Data entries
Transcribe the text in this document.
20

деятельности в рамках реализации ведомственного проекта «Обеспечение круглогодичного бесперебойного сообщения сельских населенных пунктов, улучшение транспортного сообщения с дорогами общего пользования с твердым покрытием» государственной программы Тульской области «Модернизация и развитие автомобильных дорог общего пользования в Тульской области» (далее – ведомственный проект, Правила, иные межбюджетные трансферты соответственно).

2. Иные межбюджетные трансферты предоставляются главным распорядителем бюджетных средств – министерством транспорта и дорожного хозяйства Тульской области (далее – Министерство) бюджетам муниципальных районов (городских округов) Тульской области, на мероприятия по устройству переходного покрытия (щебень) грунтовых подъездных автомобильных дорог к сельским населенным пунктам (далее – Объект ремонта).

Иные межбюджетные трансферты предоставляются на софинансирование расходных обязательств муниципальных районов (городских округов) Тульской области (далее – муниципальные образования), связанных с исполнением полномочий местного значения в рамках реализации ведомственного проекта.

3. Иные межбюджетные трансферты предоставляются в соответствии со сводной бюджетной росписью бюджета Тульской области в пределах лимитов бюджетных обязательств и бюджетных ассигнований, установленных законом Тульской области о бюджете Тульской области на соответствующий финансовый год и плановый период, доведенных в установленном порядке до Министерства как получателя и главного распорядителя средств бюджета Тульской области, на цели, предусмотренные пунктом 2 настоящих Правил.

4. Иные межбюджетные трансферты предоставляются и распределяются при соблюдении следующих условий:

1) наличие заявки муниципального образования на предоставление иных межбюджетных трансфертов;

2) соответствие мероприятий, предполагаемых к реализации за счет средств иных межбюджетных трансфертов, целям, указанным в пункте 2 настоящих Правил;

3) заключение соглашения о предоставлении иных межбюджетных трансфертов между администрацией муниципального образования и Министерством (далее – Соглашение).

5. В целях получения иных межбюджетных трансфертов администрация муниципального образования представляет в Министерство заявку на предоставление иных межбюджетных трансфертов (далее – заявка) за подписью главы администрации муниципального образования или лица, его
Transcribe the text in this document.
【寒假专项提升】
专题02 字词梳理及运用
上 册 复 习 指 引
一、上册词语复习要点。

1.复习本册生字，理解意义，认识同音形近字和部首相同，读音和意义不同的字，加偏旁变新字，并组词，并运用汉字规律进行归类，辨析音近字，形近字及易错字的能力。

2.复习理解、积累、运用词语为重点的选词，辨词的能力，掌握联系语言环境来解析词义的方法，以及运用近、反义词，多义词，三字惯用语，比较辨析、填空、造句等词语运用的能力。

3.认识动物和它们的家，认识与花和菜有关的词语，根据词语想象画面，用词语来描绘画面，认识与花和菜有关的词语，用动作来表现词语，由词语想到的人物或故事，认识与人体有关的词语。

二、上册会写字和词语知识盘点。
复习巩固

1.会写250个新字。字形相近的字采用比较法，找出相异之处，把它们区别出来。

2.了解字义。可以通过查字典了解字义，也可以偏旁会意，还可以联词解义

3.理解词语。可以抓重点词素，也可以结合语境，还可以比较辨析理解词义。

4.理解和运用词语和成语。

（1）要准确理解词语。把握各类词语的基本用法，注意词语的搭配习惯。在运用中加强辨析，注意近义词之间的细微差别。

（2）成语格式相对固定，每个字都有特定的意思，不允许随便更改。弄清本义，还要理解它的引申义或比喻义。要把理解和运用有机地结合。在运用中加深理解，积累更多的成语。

BRIEF - Within the entries above, how many lines contain "средств"? Respond with the number only.

WRITTEN REPLY - 3